▶ WORK TO BE COMPLETED
Return the entries below verbatim. Pictures stay out.

▶ SOURCE RECORDS

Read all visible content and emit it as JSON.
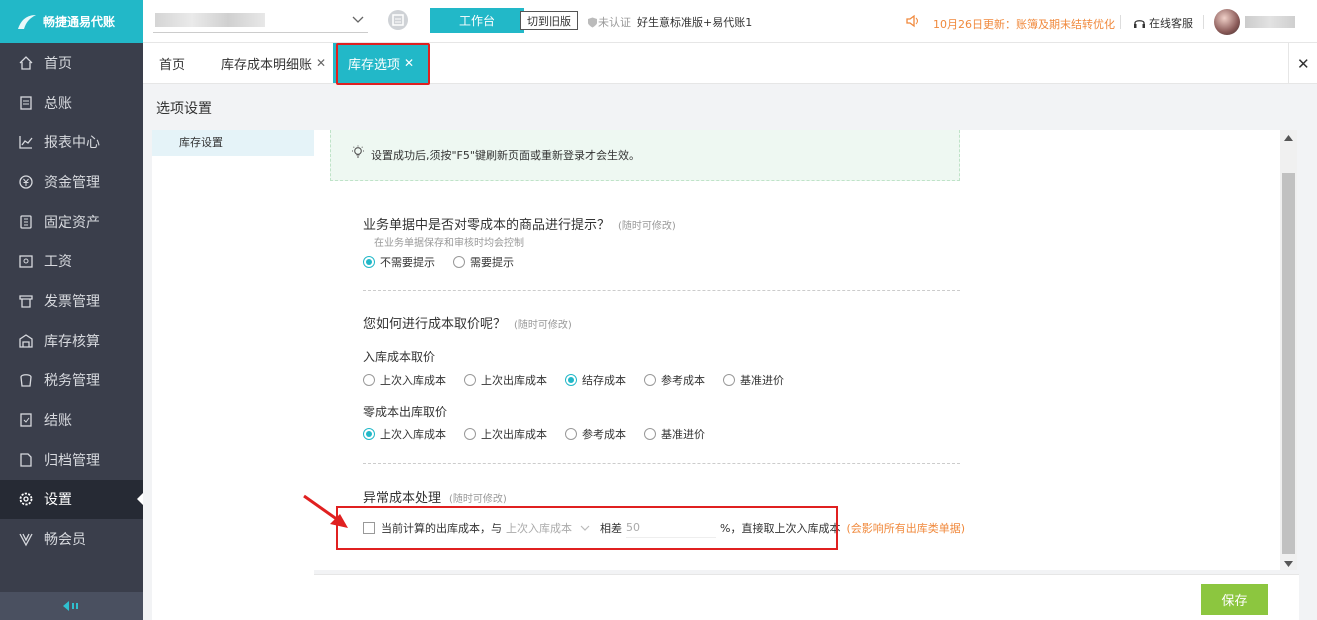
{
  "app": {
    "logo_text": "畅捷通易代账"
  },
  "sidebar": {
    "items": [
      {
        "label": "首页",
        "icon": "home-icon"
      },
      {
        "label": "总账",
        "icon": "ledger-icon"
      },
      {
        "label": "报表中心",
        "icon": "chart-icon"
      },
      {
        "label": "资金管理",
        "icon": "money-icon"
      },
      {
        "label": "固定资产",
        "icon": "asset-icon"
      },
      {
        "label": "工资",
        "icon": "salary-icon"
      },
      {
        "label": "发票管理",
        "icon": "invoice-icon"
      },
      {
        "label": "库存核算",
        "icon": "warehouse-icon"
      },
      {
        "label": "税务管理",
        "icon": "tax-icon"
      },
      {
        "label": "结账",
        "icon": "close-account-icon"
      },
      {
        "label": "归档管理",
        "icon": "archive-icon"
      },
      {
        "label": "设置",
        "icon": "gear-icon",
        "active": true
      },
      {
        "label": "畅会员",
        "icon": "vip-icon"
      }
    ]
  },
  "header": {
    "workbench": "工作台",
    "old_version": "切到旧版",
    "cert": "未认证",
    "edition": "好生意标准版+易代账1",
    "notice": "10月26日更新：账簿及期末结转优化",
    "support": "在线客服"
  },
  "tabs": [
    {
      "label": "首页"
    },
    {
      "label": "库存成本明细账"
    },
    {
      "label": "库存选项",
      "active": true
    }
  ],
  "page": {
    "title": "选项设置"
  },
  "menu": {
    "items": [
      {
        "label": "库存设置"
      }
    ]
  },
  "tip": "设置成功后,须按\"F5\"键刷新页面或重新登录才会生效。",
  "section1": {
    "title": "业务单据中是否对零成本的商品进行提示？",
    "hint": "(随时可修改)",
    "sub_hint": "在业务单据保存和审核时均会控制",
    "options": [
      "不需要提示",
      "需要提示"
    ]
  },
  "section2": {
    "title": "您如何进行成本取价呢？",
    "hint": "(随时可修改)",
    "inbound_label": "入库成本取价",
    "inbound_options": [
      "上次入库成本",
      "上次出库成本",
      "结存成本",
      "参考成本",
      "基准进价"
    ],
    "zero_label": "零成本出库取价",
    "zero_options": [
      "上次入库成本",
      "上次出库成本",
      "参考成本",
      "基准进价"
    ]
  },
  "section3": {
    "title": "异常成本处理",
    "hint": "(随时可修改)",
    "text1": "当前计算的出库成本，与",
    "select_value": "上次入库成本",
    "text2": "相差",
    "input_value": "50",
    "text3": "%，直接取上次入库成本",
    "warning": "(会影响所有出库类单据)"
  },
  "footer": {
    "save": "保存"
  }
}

▶ OUTPUT FOR THIS TASK
Read all visible content and emit it as JSON.
{
  "app": {
    "logo_text": "畅捷通易代账"
  },
  "sidebar": {
    "items": [
      {
        "label": "首页",
        "icon": "home-icon"
      },
      {
        "label": "总账",
        "icon": "ledger-icon"
      },
      {
        "label": "报表中心",
        "icon": "chart-icon"
      },
      {
        "label": "资金管理",
        "icon": "money-icon"
      },
      {
        "label": "固定资产",
        "icon": "asset-icon"
      },
      {
        "label": "工资",
        "icon": "salary-icon"
      },
      {
        "label": "发票管理",
        "icon": "invoice-icon"
      },
      {
        "label": "库存核算",
        "icon": "warehouse-icon"
      },
      {
        "label": "税务管理",
        "icon": "tax-icon"
      },
      {
        "label": "结账",
        "icon": "close-account-icon"
      },
      {
        "label": "归档管理",
        "icon": "archive-icon"
      },
      {
        "label": "设置",
        "icon": "gear-icon",
        "active": true
      },
      {
        "label": "畅会员",
        "icon": "vip-icon"
      }
    ]
  },
  "header": {
    "workbench": "工作台",
    "old_version": "切到旧版",
    "cert": "未认证",
    "edition": "好生意标准版+易代账1",
    "notice": "10月26日更新：账簿及期末结转优化",
    "support": "在线客服"
  },
  "tabs": [
    {
      "label": "首页"
    },
    {
      "label": "库存成本明细账"
    },
    {
      "label": "库存选项",
      "active": true
    }
  ],
  "page": {
    "title": "选项设置"
  },
  "menu": {
    "items": [
      {
        "label": "库存设置"
      }
    ]
  },
  "tip": "设置成功后,须按\"F5\"键刷新页面或重新登录才会生效。",
  "section1": {
    "title": "业务单据中是否对零成本的商品进行提示？",
    "hint": "(随时可修改)",
    "sub_hint": "在业务单据保存和审核时均会控制",
    "options": [
      "不需要提示",
      "需要提示"
    ]
  },
  "section2": {
    "title": "您如何进行成本取价呢？",
    "hint": "(随时可修改)",
    "inbound_label": "入库成本取价",
    "inbound_options": [
      "上次入库成本",
      "上次出库成本",
      "结存成本",
      "参考成本",
      "基准进价"
    ],
    "zero_label": "零成本出库取价",
    "zero_options": [
      "上次入库成本",
      "上次出库成本",
      "参考成本",
      "基准进价"
    ]
  },
  "section3": {
    "title": "异常成本处理",
    "hint": "(随时可修改)",
    "text1": "当前计算的出库成本，与",
    "select_value": "上次入库成本",
    "text2": "相差",
    "input_value": "50",
    "text3": "%，直接取上次入库成本",
    "warning": "(会影响所有出库类单据)"
  },
  "footer": {
    "save": "保存"
  }
}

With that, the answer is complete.